ISTRUZIONI DA SEGUIRE
Elenca tutti gli anni scritti a quattro cifre nella sezione del testo. Riporta ciascuno una sola volta, nell'ordine in cui compare per la prima volta.

SEZIONE DEL TESTO
◆ ◆ ◆ ◆ ◆ ◆ ◆

Fida Jiryis 27 settembre 2022 The Guardian

Una donna palestinese e i suoi figli attraversano un posto di blocco militare israeliano in Cisgiordania nel 2008.

Una donna palestinese e i suoi figli attraversano un posto di blocco militare israeliano in Cisgiordania nel 2008. Fotografia: Dan Balilty/AP

A 22 anni, ho messo piede per la prima volta nel mio paese. I miei genitori erano palestinesi, ma nel 1970 erano andati in esilio. Vivevamo a Cipro dopo essere fuggiti dalla guerra in Libano. Ora era arrivata una nuova era di riconciliazione. Circa un anno dopo la firma degli Accordi di Oslo del 1993 tra Israele e l’OLP (Organizzazione per la Liberazione della Palestina), ci è stato finalmente permesso di tornare indietro. È stato emozionante tornare alla nostra casa ancestrale dopo tutti questi anni. La nostra famiglia allargata in Galilea, in particolare i miei nonni, era felicissima e siamo stati sommersi da una marea di amore. Ero entusiasta di tornare finalmente. Volevo un paese. Volevo non sentirmi più straniera. E’ stato un sogno diventato realtà. Gli anni dell’apolidia erano alle nostre spalle. Ma tornare a casa è stato molto più difficile di quanto immaginassi, per tutti noi.

◆ ◆ ◆ ◆ ◆ ◆ ◆

DATI FORNITI
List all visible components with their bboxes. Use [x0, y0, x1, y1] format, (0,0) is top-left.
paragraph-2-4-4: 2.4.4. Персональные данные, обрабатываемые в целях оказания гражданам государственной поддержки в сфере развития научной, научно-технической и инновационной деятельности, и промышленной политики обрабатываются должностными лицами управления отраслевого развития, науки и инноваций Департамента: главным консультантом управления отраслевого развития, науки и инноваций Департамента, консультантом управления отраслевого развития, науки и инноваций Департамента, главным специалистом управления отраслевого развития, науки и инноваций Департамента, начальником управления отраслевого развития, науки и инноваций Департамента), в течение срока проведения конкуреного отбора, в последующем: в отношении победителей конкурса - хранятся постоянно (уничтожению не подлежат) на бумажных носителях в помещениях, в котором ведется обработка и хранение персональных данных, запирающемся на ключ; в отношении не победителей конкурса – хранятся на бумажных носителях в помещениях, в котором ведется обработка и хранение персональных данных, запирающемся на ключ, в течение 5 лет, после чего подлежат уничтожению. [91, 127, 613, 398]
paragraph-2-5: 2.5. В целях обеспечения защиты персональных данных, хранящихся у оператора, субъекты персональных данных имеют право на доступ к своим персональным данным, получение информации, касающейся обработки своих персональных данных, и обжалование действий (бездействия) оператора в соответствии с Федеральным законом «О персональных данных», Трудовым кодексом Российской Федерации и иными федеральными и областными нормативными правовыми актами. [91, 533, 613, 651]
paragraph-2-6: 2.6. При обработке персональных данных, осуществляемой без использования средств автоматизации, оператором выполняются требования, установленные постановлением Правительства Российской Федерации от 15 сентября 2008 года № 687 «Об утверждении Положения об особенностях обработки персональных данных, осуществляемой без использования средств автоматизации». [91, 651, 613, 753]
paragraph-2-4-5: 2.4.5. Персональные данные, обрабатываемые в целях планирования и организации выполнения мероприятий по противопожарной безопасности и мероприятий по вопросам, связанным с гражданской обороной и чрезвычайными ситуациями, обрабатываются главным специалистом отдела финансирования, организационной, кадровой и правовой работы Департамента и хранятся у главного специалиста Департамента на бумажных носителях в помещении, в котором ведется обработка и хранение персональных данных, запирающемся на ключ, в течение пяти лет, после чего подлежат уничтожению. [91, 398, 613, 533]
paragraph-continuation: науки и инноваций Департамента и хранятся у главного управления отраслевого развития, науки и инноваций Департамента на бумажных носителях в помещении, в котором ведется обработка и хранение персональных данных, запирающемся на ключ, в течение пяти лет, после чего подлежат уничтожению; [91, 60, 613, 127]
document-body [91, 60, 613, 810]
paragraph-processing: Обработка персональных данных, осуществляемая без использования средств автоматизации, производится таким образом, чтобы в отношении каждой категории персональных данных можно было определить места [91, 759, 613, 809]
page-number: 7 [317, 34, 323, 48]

◆ ◆ ◆ ◆ ◆ ◆ ◆

SVOLGIMENTO
2022, 2008, 1970, 1993